start Data section
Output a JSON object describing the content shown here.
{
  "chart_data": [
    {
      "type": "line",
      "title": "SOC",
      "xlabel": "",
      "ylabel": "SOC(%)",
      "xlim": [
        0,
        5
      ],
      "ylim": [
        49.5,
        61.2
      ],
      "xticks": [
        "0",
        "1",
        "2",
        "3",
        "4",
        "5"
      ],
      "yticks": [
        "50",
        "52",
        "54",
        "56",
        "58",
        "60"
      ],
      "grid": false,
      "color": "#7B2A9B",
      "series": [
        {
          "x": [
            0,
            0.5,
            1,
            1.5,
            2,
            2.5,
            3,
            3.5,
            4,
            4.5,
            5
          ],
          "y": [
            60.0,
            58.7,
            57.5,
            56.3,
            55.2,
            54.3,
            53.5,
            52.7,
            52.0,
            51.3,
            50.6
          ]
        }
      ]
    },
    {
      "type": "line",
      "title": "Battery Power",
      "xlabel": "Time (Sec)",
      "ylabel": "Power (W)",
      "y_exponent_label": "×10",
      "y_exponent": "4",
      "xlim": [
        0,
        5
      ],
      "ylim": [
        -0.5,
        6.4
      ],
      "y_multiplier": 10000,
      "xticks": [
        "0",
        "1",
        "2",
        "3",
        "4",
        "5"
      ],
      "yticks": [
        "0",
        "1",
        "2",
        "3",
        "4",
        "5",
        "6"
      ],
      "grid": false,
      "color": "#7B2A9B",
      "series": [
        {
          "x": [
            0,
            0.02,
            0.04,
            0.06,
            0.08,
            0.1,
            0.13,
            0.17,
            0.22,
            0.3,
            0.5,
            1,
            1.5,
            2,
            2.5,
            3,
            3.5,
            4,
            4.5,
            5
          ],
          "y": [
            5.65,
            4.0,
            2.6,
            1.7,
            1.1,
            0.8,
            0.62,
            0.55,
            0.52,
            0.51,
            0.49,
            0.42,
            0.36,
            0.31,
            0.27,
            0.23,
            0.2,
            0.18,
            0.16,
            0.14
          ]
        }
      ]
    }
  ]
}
end Data section
Stated problem: Your task is to transcribe the listing above in full, exactly as given.

Written solution:
Output a JSON object describing the content shown here.
{
  "chart_data": [
    {
      "type": "line",
      "title": "SOC",
      "xlabel": "",
      "ylabel": "SOC(%)",
      "xlim": [
        0,
        5
      ],
      "ylim": [
        49.5,
        61.2
      ],
      "xticks": [
        "0",
        "1",
        "2",
        "3",
        "4",
        "5"
      ],
      "yticks": [
        "50",
        "52",
        "54",
        "56",
        "58",
        "60"
      ],
      "grid": false,
      "color": "#7B2A9B",
      "series": [
        {
          "x": [
            0,
            0.5,
            1,
            1.5,
            2,
            2.5,
            3,
            3.5,
            4,
            4.5,
            5
          ],
          "y": [
            60.0,
            58.7,
            57.5,
            56.3,
            55.2,
            54.3,
            53.5,
            52.7,
            52.0,
            51.3,
            50.6
          ]
        }
      ]
    },
    {
      "type": "line",
      "title": "Battery Power",
      "xlabel": "Time (Sec)",
      "ylabel": "Power (W)",
      "y_exponent_label": "×10",
      "y_exponent": "4",
      "xlim": [
        0,
        5
      ],
      "ylim": [
        -0.5,
        6.4
      ],
      "y_multiplier": 10000,
      "xticks": [
        "0",
        "1",
        "2",
        "3",
        "4",
        "5"
      ],
      "yticks": [
        "0",
        "1",
        "2",
        "3",
        "4",
        "5",
        "6"
      ],
      "grid": false,
      "color": "#7B2A9B",
      "series": [
        {
          "x": [
            0,
            0.02,
            0.04,
            0.06,
            0.08,
            0.1,
            0.13,
            0.17,
            0.22,
            0.3,
            0.5,
            1,
            1.5,
            2,
            2.5,
            3,
            3.5,
            4,
            4.5,
            5
          ],
          "y": [
            5.65,
            4.0,
            2.6,
            1.7,
            1.1,
            0.8,
            0.62,
            0.55,
            0.52,
            0.51,
            0.49,
            0.42,
            0.36,
            0.31,
            0.27,
            0.23,
            0.2,
            0.18,
            0.16,
            0.14
          ]
        }
      ]
    }
  ]
}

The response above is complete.